◆ **WHAT YOU SHOULD DO**
Make a tally of the lines in the records that include the string "Cond", and give only that number.

◆ **MATERIAL SHOWN**
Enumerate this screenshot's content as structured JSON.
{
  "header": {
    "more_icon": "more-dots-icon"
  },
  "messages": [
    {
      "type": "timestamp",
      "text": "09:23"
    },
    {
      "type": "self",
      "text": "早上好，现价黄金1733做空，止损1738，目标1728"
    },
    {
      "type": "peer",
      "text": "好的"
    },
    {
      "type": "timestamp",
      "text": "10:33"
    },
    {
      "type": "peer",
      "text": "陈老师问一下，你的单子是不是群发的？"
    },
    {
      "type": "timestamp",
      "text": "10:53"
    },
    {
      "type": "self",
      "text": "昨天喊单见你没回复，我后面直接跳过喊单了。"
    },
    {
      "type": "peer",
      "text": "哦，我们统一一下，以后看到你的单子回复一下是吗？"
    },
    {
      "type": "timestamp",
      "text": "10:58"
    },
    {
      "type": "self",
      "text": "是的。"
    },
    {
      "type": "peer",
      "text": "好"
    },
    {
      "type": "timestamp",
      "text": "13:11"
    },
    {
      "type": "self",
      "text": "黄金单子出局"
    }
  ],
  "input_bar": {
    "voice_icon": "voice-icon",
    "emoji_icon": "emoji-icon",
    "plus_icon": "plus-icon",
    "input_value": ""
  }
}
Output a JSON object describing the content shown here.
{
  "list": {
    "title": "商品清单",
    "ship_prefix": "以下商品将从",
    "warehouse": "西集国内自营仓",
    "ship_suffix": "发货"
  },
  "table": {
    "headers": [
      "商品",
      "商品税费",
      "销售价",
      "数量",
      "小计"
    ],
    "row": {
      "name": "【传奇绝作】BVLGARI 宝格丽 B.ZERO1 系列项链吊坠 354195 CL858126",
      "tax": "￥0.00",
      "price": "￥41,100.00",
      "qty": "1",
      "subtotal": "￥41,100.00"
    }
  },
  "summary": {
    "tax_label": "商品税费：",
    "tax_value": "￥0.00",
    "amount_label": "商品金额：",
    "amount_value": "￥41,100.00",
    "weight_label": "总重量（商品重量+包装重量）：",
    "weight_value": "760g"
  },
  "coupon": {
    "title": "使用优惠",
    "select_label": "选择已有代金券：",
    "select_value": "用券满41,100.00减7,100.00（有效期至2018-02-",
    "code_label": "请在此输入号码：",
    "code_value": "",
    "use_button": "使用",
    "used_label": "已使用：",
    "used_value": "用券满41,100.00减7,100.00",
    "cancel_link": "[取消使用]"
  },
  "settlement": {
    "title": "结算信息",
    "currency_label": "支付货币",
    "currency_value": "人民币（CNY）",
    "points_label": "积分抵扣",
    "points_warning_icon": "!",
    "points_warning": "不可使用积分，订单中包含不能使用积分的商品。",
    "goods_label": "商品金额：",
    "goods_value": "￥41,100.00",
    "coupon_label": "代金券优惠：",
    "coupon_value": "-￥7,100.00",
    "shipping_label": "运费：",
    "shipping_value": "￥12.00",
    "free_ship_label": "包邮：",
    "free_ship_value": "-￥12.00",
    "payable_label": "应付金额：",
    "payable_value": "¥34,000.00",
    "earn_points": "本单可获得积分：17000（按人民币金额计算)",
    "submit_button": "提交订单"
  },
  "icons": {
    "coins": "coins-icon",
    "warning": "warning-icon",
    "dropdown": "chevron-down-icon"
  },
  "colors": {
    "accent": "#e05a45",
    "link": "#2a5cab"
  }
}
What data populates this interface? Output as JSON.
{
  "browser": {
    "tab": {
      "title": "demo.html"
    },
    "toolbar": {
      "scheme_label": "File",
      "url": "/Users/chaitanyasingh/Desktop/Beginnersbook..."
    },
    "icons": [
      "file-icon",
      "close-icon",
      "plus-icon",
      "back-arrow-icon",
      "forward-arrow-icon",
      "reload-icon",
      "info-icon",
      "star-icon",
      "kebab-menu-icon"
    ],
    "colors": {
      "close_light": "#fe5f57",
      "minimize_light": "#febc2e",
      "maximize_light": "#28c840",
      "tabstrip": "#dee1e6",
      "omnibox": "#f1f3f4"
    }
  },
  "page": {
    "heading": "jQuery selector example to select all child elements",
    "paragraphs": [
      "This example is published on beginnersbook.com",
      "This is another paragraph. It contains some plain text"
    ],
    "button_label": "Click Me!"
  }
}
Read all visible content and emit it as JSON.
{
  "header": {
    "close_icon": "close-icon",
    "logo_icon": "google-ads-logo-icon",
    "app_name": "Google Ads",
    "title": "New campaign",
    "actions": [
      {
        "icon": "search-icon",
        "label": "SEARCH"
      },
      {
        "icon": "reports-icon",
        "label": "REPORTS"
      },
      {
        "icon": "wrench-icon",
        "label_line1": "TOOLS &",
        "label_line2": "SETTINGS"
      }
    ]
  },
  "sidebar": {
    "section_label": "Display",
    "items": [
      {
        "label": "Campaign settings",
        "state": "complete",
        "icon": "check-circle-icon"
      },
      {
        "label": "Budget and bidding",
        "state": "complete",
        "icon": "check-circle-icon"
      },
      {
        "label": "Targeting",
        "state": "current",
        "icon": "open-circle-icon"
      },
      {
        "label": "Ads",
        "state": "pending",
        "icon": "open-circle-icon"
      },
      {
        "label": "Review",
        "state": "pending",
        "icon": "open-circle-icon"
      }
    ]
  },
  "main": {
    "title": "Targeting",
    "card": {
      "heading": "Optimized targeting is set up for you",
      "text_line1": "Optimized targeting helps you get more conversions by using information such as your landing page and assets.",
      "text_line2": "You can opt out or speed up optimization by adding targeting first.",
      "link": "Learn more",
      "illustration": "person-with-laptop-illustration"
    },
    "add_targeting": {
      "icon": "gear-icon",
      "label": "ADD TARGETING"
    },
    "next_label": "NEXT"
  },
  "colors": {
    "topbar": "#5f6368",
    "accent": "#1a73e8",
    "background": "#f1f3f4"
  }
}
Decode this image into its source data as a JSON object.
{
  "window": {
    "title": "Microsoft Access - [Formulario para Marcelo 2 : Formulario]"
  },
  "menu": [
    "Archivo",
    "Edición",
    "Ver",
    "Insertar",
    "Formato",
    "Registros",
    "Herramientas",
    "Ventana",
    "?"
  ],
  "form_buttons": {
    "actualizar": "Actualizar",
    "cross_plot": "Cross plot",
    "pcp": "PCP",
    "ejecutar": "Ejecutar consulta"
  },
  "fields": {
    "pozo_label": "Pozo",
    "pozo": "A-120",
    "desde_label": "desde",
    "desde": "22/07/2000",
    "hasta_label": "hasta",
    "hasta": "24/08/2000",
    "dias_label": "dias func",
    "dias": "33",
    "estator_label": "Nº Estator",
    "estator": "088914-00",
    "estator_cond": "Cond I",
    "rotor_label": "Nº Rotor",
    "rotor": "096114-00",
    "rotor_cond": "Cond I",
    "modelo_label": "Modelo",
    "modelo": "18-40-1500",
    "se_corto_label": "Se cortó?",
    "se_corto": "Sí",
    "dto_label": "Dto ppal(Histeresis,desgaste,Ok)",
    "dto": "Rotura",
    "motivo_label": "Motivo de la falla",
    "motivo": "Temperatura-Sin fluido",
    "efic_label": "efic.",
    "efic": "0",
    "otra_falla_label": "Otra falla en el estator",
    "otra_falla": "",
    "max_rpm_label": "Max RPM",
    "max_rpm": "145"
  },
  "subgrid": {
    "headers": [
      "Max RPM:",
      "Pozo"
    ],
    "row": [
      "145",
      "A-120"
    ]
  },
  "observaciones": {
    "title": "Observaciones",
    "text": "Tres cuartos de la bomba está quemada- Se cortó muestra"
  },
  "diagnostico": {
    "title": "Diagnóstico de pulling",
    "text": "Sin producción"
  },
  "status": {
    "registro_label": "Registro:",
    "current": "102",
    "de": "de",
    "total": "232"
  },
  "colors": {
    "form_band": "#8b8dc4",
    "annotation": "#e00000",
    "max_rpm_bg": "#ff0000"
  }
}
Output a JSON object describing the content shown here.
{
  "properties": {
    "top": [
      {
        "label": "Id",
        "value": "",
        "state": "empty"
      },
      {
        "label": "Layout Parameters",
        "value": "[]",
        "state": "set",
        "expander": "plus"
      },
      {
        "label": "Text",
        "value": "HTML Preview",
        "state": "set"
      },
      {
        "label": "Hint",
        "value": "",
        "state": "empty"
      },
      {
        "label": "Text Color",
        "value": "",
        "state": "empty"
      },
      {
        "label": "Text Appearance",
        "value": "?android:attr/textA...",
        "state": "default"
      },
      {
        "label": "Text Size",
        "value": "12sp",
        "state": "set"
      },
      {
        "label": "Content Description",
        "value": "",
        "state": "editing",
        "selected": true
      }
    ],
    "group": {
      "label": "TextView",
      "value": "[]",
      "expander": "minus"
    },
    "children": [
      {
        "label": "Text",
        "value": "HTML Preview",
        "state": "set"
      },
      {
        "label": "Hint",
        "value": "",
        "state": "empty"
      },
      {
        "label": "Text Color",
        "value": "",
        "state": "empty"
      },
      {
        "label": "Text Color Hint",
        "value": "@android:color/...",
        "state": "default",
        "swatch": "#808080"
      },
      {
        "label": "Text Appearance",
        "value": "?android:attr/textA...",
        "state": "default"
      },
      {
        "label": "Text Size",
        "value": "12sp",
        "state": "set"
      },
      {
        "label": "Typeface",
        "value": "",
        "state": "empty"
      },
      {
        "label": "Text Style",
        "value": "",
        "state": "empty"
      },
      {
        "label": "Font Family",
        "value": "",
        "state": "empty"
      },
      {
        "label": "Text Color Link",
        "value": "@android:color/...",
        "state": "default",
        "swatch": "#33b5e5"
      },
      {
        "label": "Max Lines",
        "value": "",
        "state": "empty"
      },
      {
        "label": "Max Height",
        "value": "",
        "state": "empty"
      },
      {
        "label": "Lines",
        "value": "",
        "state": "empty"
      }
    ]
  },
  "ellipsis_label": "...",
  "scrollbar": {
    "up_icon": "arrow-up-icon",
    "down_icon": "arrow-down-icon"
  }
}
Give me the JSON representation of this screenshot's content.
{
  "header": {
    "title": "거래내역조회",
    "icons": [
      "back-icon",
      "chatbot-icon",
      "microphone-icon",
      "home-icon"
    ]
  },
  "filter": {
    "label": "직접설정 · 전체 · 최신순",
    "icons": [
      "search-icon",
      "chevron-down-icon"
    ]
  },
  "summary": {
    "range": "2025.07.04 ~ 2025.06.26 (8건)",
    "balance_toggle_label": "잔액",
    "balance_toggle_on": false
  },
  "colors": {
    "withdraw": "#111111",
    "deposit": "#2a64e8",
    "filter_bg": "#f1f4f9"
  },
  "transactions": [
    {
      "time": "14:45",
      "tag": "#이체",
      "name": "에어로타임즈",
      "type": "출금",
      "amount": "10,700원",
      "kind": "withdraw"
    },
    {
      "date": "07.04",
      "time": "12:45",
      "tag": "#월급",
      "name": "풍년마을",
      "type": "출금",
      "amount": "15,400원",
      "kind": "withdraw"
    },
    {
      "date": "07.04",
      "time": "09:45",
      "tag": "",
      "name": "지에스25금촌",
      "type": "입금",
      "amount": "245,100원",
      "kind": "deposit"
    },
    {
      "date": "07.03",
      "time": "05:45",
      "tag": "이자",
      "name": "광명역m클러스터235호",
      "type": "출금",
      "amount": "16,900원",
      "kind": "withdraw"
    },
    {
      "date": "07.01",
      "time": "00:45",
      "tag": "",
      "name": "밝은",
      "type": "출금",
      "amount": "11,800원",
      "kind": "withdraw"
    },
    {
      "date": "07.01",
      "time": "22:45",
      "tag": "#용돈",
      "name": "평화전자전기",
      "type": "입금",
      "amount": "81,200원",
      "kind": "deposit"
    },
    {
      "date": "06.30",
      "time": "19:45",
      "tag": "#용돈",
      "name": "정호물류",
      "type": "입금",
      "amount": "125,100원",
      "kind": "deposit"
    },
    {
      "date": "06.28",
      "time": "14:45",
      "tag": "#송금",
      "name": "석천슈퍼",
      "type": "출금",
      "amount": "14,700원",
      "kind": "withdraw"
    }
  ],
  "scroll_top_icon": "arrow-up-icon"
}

◆ **WRITTEN RESPONSE**
2